*INSTRUCTION*.
With the pictures omitted, write out the entries that follow exactly as they stand.

■ ■ ■ ■

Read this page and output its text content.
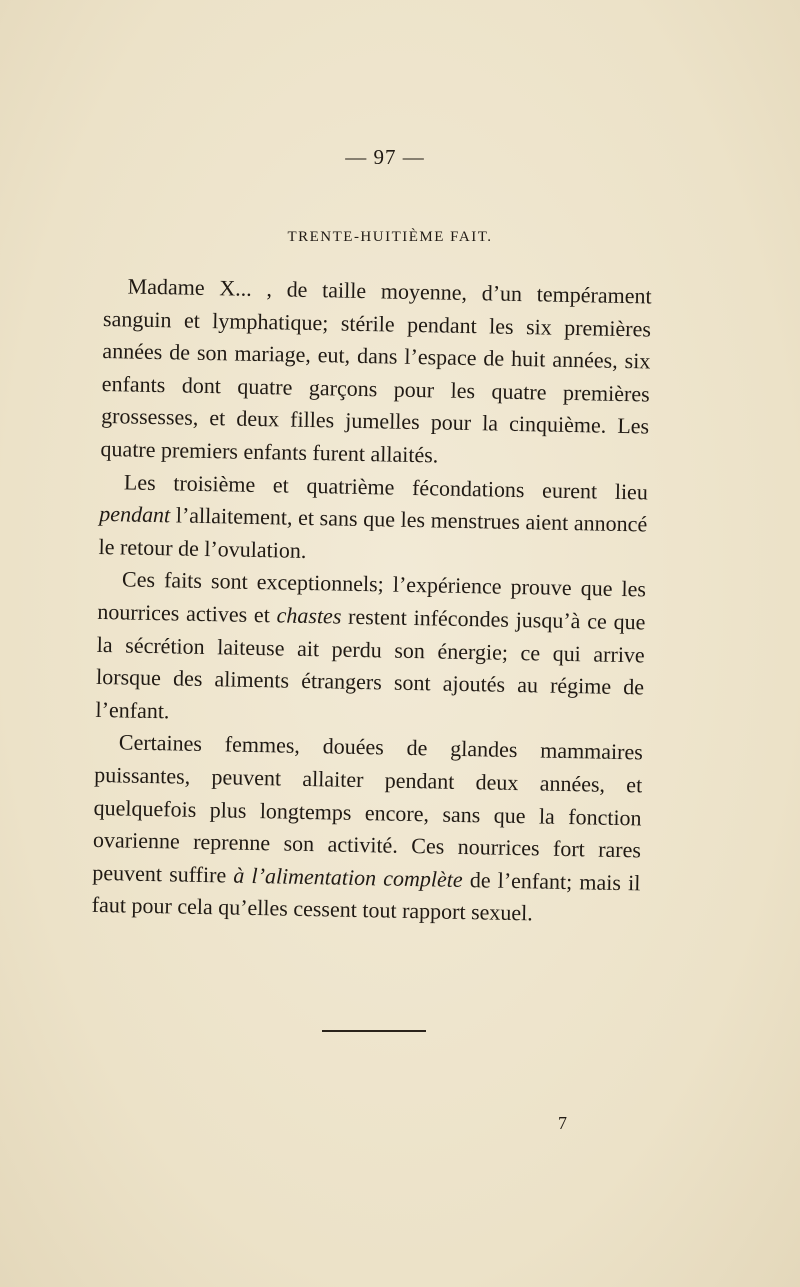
— 97 —
TRENTE-HUITIÈME FAIT.

Madame X... , de taille moyenne, d’un tempérament sanguin et lymphatique; stérile pendant les six premières années de son mariage, eut, dans l’espace de huit années, six enfants dont quatre garçons pour les quatre premières grossesses, et deux filles jumelles pour la cinquième. Les quatre premiers enfants furent allaités.

Les troisième et quatrième fécondations eurent lieu pendant l’allaitement, et sans que les menstrues aient annoncé le retour de l’ovulation.

Ces faits sont exceptionnels; l’expérience prouve que les nourrices actives et chastes restent infécondes jusqu’à ce que la sécrétion laiteuse ait perdu son énergie; ce qui arrive lorsque des aliments étrangers sont ajoutés au régime de l’enfant.

Certaines femmes, douées de glandes mammaires puissantes, peuvent allaiter pendant deux années, et quelquefois plus longtemps encore, sans que la fonction ovarienne reprenne son activité. Ces nourrices fort rares peuvent suffire à l’alimentation complète de l’enfant; mais il faut pour cela qu’elles cessent tout rapport sexuel.

7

■ ■ ■ ■

*PROBLEM SOLUTION*.
Read this page and output its text content.
— 97 —
TRENTE-HUITIÈME FAIT.

Madame X... , de taille moyenne, d’un tempérament sanguin et lymphatique; stérile pendant les six premières années de son mariage, eut, dans l’espace de huit années, six enfants dont quatre garçons pour les quatre premières grossesses, et deux filles jumelles pour la cinquième. Les quatre premiers enfants furent allaités.

Les troisième et quatrième fécondations eurent lieu pendant l’allaitement, et sans que les menstrues aient annoncé le retour de l’ovulation.

Ces faits sont exceptionnels; l’expérience prouve que les nourrices actives et chastes restent infécondes jusqu’à ce que la sécrétion laiteuse ait perdu son énergie; ce qui arrive lorsque des aliments étrangers sont ajoutés au régime de l’enfant.

Certaines femmes, douées de glandes mammaires puissantes, peuvent allaiter pendant deux années, et quelquefois plus longtemps encore, sans que la fonction ovarienne reprenne son activité. Ces nourrices fort rares peuvent suffire à l’alimentation complète de l’enfant; mais il faut pour cela qu’elles cessent tout rapport sexuel.

7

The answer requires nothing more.